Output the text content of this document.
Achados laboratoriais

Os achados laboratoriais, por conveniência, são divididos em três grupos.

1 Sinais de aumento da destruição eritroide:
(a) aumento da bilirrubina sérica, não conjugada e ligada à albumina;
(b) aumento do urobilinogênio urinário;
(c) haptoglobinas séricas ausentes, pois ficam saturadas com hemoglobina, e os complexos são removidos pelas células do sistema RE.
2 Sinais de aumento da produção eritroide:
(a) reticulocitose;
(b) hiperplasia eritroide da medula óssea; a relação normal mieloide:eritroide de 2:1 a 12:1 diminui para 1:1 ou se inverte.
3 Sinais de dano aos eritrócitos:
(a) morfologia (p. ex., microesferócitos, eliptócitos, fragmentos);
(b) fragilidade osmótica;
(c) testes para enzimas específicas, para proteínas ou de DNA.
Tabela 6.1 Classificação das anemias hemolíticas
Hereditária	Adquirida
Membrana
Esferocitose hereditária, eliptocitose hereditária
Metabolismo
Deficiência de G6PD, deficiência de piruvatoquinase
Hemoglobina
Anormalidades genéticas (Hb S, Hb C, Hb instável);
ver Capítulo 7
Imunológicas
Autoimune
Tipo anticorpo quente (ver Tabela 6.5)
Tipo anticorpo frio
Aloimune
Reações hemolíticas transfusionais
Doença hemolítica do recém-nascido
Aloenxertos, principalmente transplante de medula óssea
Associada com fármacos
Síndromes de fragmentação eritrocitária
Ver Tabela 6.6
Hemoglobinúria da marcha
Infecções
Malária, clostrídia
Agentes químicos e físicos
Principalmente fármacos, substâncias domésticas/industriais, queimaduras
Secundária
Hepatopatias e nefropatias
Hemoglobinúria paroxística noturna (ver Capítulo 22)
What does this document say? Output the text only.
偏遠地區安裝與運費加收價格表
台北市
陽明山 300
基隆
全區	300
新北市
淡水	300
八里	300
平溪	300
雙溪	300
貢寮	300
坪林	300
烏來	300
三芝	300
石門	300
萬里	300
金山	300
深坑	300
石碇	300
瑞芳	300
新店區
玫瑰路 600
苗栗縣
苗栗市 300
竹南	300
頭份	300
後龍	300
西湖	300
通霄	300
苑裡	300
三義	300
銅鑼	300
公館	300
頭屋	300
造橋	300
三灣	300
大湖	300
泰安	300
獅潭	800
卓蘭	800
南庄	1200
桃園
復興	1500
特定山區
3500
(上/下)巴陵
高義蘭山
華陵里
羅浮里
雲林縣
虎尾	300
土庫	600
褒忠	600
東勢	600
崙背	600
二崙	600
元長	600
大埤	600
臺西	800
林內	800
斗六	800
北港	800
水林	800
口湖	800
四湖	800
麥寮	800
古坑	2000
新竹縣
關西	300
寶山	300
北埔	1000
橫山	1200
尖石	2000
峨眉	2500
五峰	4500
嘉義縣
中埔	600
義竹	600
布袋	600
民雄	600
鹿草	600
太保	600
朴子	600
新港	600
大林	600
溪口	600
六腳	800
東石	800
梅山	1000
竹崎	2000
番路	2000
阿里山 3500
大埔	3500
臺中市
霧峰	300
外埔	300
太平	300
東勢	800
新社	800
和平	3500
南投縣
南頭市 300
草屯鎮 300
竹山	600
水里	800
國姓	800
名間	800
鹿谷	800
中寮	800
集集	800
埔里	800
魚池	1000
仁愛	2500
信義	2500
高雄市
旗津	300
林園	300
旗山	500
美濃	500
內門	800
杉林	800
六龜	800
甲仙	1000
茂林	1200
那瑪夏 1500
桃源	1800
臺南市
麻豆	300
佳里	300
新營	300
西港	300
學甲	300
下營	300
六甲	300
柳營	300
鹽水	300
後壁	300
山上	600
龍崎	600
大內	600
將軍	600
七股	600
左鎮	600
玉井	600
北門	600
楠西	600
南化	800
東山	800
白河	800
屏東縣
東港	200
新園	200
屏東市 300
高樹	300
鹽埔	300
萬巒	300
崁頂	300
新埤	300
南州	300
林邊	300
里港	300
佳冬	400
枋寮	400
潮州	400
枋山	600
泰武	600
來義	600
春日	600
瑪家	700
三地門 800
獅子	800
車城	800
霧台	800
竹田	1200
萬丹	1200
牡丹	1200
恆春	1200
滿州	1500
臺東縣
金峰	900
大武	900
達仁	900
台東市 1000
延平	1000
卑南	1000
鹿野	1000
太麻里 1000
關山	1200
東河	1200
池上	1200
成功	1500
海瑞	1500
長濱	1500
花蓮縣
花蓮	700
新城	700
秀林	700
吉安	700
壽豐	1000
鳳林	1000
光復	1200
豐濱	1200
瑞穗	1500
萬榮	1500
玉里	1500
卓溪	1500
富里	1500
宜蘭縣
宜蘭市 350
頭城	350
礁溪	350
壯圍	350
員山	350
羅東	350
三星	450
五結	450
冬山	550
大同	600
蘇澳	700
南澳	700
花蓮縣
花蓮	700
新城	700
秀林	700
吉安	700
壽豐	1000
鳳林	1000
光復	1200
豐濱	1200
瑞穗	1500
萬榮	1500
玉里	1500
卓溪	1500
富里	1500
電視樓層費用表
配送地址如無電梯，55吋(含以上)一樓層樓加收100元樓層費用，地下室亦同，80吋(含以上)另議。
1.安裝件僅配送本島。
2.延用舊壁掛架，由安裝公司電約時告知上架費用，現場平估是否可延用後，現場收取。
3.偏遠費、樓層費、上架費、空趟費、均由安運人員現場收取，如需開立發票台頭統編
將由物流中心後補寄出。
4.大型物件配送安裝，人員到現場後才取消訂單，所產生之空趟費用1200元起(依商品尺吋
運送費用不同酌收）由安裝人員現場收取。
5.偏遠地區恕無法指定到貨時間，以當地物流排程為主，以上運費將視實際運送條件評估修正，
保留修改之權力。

*TASK TO CARRY OUT*.
Find each line with the string "óssea" and copy it out.

*COMPLETE RESPONSE*.
(b) hiperplasia eritroide da medula óssea; a relação normal mieloide:eritroide de 2:1 a 12:1 diminui para 1:1 ou se inverte.
Aloenxertos, principalmente transplante de medula óssea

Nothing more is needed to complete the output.